» **GOAL OF THE EXERCISE**: Return all the entries exactly, keeping pictures out.

» **DATA PROVIDED**:
....

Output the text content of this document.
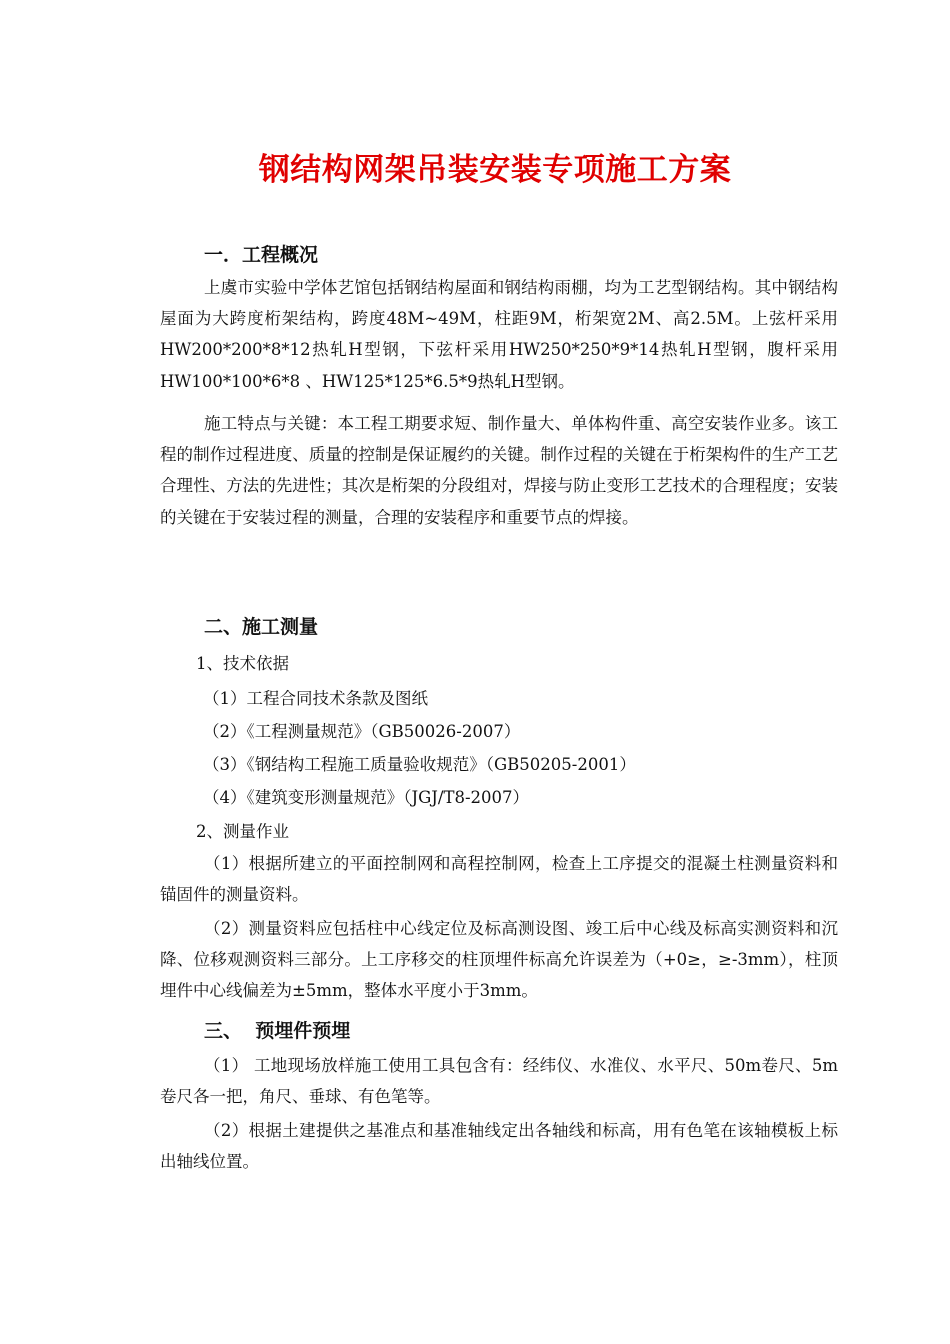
钢结构网架吊装安装专项施工方案
一．工程概况

上虞市实验中学体艺馆包括钢结构屋面和钢结构雨棚，均为工艺型钢结构。其中钢结构屋面为大跨度桁架结构，跨度48M~49M，柱距9M，桁架宽2M、高2.5M。上弦杆采用HW200*200*8*12热轧H型钢，下弦杆采用HW250*250*9*14热轧H型钢，腹杆采用HW100*100*6*8 、HW125*125*6.5*9热轧H型钢。

施工特点与关键：本工程工期要求短、制作量大、单体构件重、高空安装作业多。该工程的制作过程进度、质量的控制是保证履约的关键。制作过程的关键在于桁架构件的生产工艺合理性、方法的先进性；其次是桁架的分段组对，焊接与防止变形工艺技术的合理程度；安装的关键在于安装过程的测量，合理的安装程序和重要节点的焊接。

二、施工测量
1、技术依据
（1）工程合同技术条款及图纸
（2）《工程测量规范》（GB50026-2007）
（3）《钢结构工程施工质量验收规范》（GB50205-2001）
（4）《建筑变形测量规范》（JGJ/T8-2007）
2、测量作业

（1）根据所建立的平面控制网和高程控制网，检查上工序提交的混凝土柱测量资料和锚固件的测量资料。

（2）测量资料应包括柱中心线定位及标高测设图、竣工后中心线及标高实测资料和沉降、位移观测资料三部分。上工序移交的柱顶埋件标高允许误差为（+0≥，≥-3mm），柱顶埋件中心线偏差为±5mm，整体水平度小于3mm。

三、  预埋件预埋

（1） 工地现场放样施工使用工具包含有：经纬仪、水准仪、水平尺、50m卷尺、5m卷尺各一把，角尺、垂球、有色笔等。

（2）根据土建提供之基准点和基准轴线定出各轴线和标高，用有色笔在该轴模板上标出轴线位置。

....

» **FINISHED ANSWER**:
Output the text content of this document.
钢结构网架吊装安装专项施工方案
一．工程概况

上虞市实验中学体艺馆包括钢结构屋面和钢结构雨棚，均为工艺型钢结构。其中钢结构屋面为大跨度桁架结构，跨度48M~49M，柱距9M，桁架宽2M、高2.5M。上弦杆采用HW200*200*8*12热轧H型钢，下弦杆采用HW250*250*9*14热轧H型钢，腹杆采用HW100*100*6*8 、HW125*125*6.5*9热轧H型钢。

施工特点与关键：本工程工期要求短、制作量大、单体构件重、高空安装作业多。该工程的制作过程进度、质量的控制是保证履约的关键。制作过程的关键在于桁架构件的生产工艺合理性、方法的先进性；其次是桁架的分段组对，焊接与防止变形工艺技术的合理程度；安装的关键在于安装过程的测量，合理的安装程序和重要节点的焊接。

二、施工测量
1、技术依据
（1）工程合同技术条款及图纸
（2）《工程测量规范》（GB50026-2007）
（3）《钢结构工程施工质量验收规范》（GB50205-2001）
（4）《建筑变形测量规范》（JGJ/T8-2007）
2、测量作业

（1）根据所建立的平面控制网和高程控制网，检查上工序提交的混凝土柱测量资料和锚固件的测量资料。

（2）测量资料应包括柱中心线定位及标高测设图、竣工后中心线及标高实测资料和沉降、位移观测资料三部分。上工序移交的柱顶埋件标高允许误差为（+0≥，≥-3mm），柱顶埋件中心线偏差为±5mm，整体水平度小于3mm。

三、  预埋件预埋

（1） 工地现场放样施工使用工具包含有：经纬仪、水准仪、水平尺、50m卷尺、5m卷尺各一把，角尺、垂球、有色笔等。

（2）根据土建提供之基准点和基准轴线定出各轴线和标高，用有色笔在该轴模板上标出轴线位置。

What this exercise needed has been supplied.